### What is being asked:
Reproduce the records exactly.
Start of Given information
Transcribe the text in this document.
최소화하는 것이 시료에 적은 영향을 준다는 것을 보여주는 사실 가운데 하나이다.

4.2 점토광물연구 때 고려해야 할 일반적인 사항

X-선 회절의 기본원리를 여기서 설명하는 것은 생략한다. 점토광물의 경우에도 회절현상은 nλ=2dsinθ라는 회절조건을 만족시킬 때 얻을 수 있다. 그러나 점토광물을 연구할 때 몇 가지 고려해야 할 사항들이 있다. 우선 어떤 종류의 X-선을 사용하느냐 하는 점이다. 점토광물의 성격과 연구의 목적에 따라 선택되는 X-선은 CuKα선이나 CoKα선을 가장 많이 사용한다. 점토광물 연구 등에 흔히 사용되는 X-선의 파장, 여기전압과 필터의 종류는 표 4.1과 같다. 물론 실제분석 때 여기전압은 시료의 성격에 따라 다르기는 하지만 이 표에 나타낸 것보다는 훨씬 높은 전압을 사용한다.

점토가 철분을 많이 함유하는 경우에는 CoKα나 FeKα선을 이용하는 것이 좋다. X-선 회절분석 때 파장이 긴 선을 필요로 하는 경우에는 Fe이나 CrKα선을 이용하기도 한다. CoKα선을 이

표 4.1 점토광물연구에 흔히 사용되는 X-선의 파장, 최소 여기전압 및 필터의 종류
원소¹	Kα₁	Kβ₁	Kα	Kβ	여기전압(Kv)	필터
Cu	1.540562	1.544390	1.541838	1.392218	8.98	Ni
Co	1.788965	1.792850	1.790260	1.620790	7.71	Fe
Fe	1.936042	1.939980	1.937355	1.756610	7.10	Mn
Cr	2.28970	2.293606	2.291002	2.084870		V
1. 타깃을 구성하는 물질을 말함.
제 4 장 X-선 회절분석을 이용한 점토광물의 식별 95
End of Given information
### Exercise answer:
Transcribe the text in this document.
최소화하는 것이 시료에 적은 영향을 준다는 것을 보여주는 사실 가운데 하나이다.

4.2 점토광물연구 때 고려해야 할 일반적인 사항

X-선 회절의 기본원리를 여기서 설명하는 것은 생략한다. 점토광물의 경우에도 회절현상은 nλ=2dsinθ라는 회절조건을 만족시킬 때 얻을 수 있다. 그러나 점토광물을 연구할 때 몇 가지 고려해야 할 사항들이 있다. 우선 어떤 종류의 X-선을 사용하느냐 하는 점이다. 점토광물의 성격과 연구의 목적에 따라 선택되는 X-선은 CuKα선이나 CoKα선을 가장 많이 사용한다. 점토광물 연구 등에 흔히 사용되는 X-선의 파장, 여기전압과 필터의 종류는 표 4.1과 같다. 물론 실제분석 때 여기전압은 시료의 성격에 따라 다르기는 하지만 이 표에 나타낸 것보다는 훨씬 높은 전압을 사용한다.

점토가 철분을 많이 함유하는 경우에는 CoKα나 FeKα선을 이용하는 것이 좋다. X-선 회절분석 때 파장이 긴 선을 필요로 하는 경우에는 Fe이나 CrKα선을 이용하기도 한다. CoKα선을 이

표 4.1 점토광물연구에 흔히 사용되는 X-선의 파장, 최소 여기전압 및 필터의 종류
원소¹	Kα₁	Kβ₁	Kα	Kβ	여기전압(Kv)	필터
Cu	1.540562	1.544390	1.541838	1.392218	8.98	Ni
Co	1.788965	1.792850	1.790260	1.620790	7.71	Fe
Fe	1.936042	1.939980	1.937355	1.756610	7.10	Mn
Cr	2.28970	2.293606	2.291002	2.084870		V
1. 타깃을 구성하는 물질을 말함.
제 4 장 X-선 회절분석을 이용한 점토광물의 식별 95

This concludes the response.